◆ **REQUIREMENT**
Copy the data below exactly.

◆ **RECORDS TO PROCESS**
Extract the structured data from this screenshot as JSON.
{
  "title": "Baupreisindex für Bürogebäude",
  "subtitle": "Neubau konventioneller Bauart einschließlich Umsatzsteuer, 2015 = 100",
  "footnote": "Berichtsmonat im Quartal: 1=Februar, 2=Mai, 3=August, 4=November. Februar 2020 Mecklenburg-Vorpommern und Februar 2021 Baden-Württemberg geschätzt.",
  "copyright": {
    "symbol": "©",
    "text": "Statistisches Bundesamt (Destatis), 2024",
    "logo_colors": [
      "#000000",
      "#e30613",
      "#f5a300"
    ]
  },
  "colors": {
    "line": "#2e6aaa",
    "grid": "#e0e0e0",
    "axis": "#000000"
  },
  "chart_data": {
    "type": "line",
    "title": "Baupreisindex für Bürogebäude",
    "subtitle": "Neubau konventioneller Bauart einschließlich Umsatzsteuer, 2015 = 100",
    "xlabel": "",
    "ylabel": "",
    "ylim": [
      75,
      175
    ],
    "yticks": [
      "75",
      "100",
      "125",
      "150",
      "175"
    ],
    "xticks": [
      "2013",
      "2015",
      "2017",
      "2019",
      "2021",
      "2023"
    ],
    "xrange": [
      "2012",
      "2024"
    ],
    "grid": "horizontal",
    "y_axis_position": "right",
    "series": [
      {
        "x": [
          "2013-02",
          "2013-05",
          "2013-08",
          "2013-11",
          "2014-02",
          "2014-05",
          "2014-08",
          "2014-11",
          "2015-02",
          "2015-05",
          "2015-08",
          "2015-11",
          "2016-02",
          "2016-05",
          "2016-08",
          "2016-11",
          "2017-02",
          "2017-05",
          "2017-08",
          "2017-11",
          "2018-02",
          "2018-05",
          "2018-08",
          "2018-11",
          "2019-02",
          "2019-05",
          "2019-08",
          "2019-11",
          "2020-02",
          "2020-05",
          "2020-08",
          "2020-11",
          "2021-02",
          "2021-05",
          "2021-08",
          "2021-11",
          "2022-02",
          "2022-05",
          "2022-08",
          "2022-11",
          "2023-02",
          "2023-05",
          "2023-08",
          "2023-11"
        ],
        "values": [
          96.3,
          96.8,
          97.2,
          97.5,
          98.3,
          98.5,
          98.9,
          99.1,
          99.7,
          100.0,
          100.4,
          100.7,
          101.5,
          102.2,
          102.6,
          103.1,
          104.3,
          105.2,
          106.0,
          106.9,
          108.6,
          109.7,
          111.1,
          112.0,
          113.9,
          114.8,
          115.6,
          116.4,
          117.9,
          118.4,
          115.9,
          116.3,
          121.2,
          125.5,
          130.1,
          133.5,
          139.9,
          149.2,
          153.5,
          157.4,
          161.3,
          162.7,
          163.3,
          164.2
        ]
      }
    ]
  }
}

◆ **COMPLETE ANSWER**
Extract the structured data from this screenshot as JSON.
{
  "title": "Baupreisindex für Bürogebäude",
  "subtitle": "Neubau konventioneller Bauart einschließlich Umsatzsteuer, 2015 = 100",
  "footnote": "Berichtsmonat im Quartal: 1=Februar, 2=Mai, 3=August, 4=November. Februar 2020 Mecklenburg-Vorpommern und Februar 2021 Baden-Württemberg geschätzt.",
  "copyright": {
    "symbol": "©",
    "text": "Statistisches Bundesamt (Destatis), 2024",
    "logo_colors": [
      "#000000",
      "#e30613",
      "#f5a300"
    ]
  },
  "colors": {
    "line": "#2e6aaa",
    "grid": "#e0e0e0",
    "axis": "#000000"
  },
  "chart_data": {
    "type": "line",
    "title": "Baupreisindex für Bürogebäude",
    "subtitle": "Neubau konventioneller Bauart einschließlich Umsatzsteuer, 2015 = 100",
    "xlabel": "",
    "ylabel": "",
    "ylim": [
      75,
      175
    ],
    "yticks": [
      "75",
      "100",
      "125",
      "150",
      "175"
    ],
    "xticks": [
      "2013",
      "2015",
      "2017",
      "2019",
      "2021",
      "2023"
    ],
    "xrange": [
      "2012",
      "2024"
    ],
    "grid": "horizontal",
    "y_axis_position": "right",
    "series": [
      {
        "x": [
          "2013-02",
          "2013-05",
          "2013-08",
          "2013-11",
          "2014-02",
          "2014-05",
          "2014-08",
          "2014-11",
          "2015-02",
          "2015-05",
          "2015-08",
          "2015-11",
          "2016-02",
          "2016-05",
          "2016-08",
          "2016-11",
          "2017-02",
          "2017-05",
          "2017-08",
          "2017-11",
          "2018-02",
          "2018-05",
          "2018-08",
          "2018-11",
          "2019-02",
          "2019-05",
          "2019-08",
          "2019-11",
          "2020-02",
          "2020-05",
          "2020-08",
          "2020-11",
          "2021-02",
          "2021-05",
          "2021-08",
          "2021-11",
          "2022-02",
          "2022-05",
          "2022-08",
          "2022-11",
          "2023-02",
          "2023-05",
          "2023-08",
          "2023-11"
        ],
        "values": [
          96.3,
          96.8,
          97.2,
          97.5,
          98.3,
          98.5,
          98.9,
          99.1,
          99.7,
          100.0,
          100.4,
          100.7,
          101.5,
          102.2,
          102.6,
          103.1,
          104.3,
          105.2,
          106.0,
          106.9,
          108.6,
          109.7,
          111.1,
          112.0,
          113.9,
          114.8,
          115.6,
          116.4,
          117.9,
          118.4,
          115.9,
          116.3,
          121.2,
          125.5,
          130.1,
          133.5,
          139.9,
          149.2,
          153.5,
          157.4,
          161.3,
          162.7,
          163.3,
          164.2
        ]
      }
    ]
  }
}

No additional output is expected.